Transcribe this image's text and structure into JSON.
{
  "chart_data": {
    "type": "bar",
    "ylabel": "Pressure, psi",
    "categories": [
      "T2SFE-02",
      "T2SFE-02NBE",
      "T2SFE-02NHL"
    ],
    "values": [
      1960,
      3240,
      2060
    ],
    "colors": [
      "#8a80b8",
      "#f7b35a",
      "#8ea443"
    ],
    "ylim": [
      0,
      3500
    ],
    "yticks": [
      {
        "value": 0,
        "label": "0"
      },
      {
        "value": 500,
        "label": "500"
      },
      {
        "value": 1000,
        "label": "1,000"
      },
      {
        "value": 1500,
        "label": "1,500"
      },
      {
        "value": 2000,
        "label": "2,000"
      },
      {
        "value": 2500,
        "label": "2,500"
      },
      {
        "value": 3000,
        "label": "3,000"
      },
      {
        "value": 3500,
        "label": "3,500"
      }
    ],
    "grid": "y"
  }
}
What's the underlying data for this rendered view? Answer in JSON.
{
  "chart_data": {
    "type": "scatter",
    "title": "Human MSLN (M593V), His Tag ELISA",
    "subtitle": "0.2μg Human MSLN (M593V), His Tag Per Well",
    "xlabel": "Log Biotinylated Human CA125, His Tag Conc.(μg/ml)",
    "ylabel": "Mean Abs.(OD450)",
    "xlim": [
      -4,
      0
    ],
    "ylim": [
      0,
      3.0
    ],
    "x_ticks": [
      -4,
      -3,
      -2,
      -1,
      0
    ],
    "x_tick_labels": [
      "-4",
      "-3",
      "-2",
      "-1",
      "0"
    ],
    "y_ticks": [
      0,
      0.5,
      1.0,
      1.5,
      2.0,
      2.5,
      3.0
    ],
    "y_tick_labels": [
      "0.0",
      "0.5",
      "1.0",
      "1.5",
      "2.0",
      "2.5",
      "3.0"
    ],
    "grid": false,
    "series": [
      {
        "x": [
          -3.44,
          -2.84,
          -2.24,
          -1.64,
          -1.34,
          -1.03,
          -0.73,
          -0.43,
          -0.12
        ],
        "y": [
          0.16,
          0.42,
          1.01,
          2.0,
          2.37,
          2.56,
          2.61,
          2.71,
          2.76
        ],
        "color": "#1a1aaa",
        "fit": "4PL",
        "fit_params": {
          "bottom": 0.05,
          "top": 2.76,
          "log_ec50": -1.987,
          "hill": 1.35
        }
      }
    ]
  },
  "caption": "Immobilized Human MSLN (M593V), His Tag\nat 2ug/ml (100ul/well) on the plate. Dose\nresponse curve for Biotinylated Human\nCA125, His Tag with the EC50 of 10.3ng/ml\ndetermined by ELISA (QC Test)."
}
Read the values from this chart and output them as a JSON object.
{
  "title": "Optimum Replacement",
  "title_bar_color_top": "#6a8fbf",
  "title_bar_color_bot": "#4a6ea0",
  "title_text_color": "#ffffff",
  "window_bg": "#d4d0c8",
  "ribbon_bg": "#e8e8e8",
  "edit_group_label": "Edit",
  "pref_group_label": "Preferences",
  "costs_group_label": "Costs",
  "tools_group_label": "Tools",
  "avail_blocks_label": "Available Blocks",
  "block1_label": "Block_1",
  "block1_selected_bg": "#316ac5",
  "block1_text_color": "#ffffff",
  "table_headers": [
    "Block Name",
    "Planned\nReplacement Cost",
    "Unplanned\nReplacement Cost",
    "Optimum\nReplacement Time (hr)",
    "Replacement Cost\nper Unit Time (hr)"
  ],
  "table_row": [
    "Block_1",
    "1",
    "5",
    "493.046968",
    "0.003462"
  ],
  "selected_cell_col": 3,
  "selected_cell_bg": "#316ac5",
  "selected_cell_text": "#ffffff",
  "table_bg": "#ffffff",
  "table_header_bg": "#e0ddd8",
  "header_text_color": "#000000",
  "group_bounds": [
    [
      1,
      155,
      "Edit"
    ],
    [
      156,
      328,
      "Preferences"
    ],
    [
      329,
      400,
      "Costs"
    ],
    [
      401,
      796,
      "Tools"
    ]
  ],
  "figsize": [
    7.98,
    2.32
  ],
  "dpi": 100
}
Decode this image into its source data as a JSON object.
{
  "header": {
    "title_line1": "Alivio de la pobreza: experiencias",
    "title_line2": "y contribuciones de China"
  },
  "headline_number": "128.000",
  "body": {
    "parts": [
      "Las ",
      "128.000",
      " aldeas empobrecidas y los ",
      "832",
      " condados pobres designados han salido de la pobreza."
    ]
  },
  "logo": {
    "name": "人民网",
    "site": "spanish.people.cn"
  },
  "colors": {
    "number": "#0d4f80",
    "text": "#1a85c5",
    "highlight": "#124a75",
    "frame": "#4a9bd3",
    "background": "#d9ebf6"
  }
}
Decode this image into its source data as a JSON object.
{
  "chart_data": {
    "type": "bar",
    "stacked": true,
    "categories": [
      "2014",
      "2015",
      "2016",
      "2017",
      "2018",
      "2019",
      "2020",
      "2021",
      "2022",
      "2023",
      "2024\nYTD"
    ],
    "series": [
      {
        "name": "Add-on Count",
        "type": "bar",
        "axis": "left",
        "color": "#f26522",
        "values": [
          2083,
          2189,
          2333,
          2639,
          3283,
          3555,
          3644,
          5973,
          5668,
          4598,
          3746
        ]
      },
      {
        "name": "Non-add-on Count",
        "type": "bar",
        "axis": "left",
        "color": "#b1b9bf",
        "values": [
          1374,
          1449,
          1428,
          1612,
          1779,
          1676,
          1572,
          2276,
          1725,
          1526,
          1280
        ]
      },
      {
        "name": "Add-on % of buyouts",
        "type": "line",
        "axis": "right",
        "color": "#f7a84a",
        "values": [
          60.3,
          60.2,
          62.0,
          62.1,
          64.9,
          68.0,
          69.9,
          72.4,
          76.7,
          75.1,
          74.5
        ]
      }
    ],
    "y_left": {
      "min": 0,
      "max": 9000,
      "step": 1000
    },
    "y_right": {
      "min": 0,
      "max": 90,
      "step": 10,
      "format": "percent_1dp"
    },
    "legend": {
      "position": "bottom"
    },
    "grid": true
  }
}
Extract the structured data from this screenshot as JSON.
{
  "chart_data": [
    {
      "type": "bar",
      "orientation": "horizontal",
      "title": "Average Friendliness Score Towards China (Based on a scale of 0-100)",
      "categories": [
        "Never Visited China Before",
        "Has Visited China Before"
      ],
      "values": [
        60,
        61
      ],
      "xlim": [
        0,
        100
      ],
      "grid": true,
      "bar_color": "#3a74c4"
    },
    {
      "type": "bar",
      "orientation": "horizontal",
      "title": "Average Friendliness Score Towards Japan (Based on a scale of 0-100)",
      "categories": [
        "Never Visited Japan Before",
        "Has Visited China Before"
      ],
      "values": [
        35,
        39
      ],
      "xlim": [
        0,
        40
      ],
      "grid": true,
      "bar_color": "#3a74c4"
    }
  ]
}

= = =

→ Direction
Report how many lines of the records above contain the word "JSON", and give only that number.

→ Task answer
6